- Written exercise -
Copy out each line that includes the word "would".

════════════════════

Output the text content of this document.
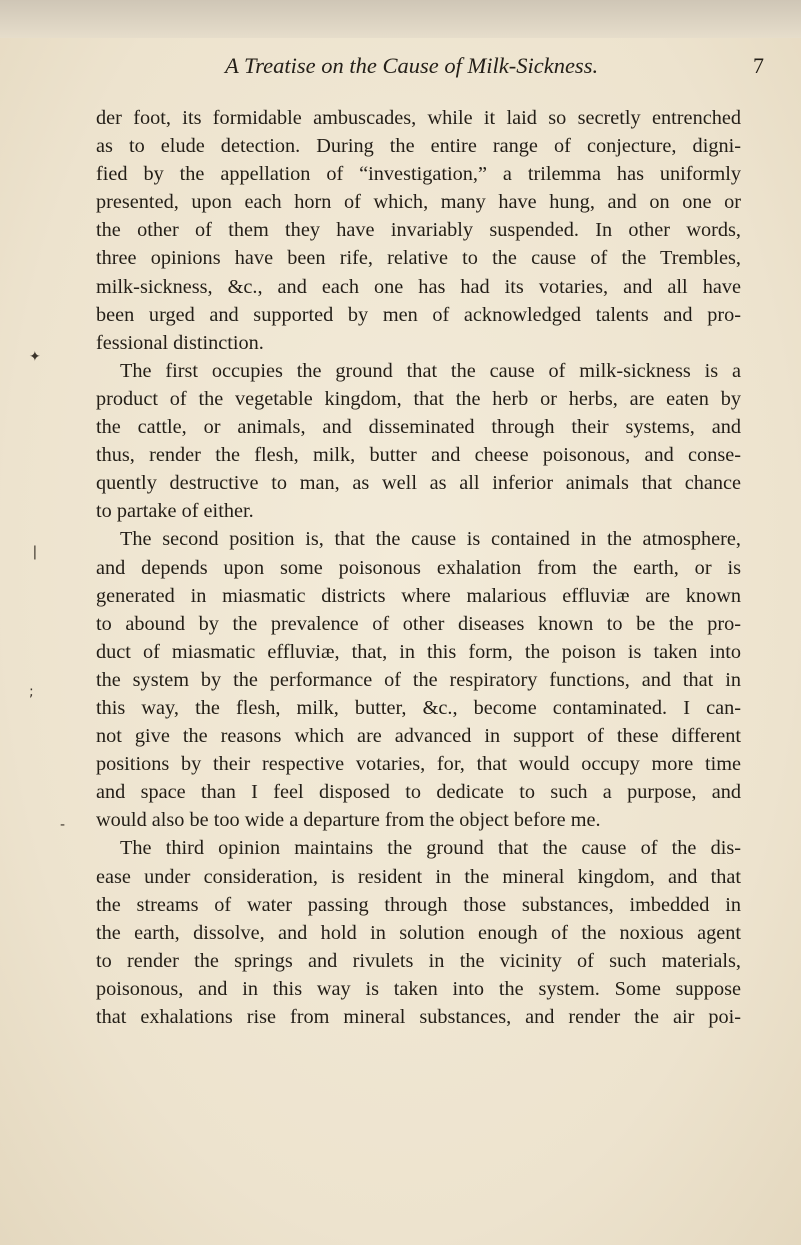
A Treatise on the Cause of Milk-Sickness.	7
der foot, its formidable ambuscades, while it laid so secretly entrenched
as to elude detection. During the entire range of conjecture, digni-
fied by the appellation of “investigation,” a trilemma has uniformly
presented, upon each horn of which, many have hung, and on one or
the other of them they have invariably suspended. In other words,
three opinions have been rife, relative to the cause of the Trembles,
milk-sickness, &c., and each one has had its votaries, and all have
been urged and supported by men of acknowledged talents and pro-
fessional distinction.
The first occupies the ground that the cause of milk-sickness is a
product of the vegetable kingdom, that the herb or herbs, are eaten by
the cattle, or animals, and disseminated through their systems, and
thus, render the flesh, milk, butter and cheese poisonous, and conse-
quently destructive to man, as well as all inferior animals that chance
to partake of either.
The second position is, that the cause is contained in the atmosphere,
and depends upon some poisonous exhalation from the earth, or is
generated in miasmatic districts where malarious effluviæ are known
to abound by the prevalence of other diseases known to be the pro-
duct of miasmatic effluviæ, that, in this form, the poison is taken into
the system by the performance of the respiratory functions, and that in
this way, the flesh, milk, butter, &c., become contaminated. I can-
not give the reasons which are advanced in support of these different
positions by their respective votaries, for, that would occupy more time
and space than I feel disposed to dedicate to such a purpose, and
would also be too wide a departure from the object before me.
The third opinion maintains the ground that the cause of the dis-
ease under consideration, is resident in the mineral kingdom, and that
the streams of water passing through those substances, imbedded in
the earth, dissolve, and hold in solution enough of the noxious agent
to render the springs and rivulets in the vicinity of such materials,
poisonous, and in this way is taken into the system. Some suppose
that exhalations rise from mineral substances, and render the air poi-
✦
❘
;
-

════════════════════

- Exercise output -
positions by their respective votaries, for, that would occupy more time
would also be too wide a departure from the object before me.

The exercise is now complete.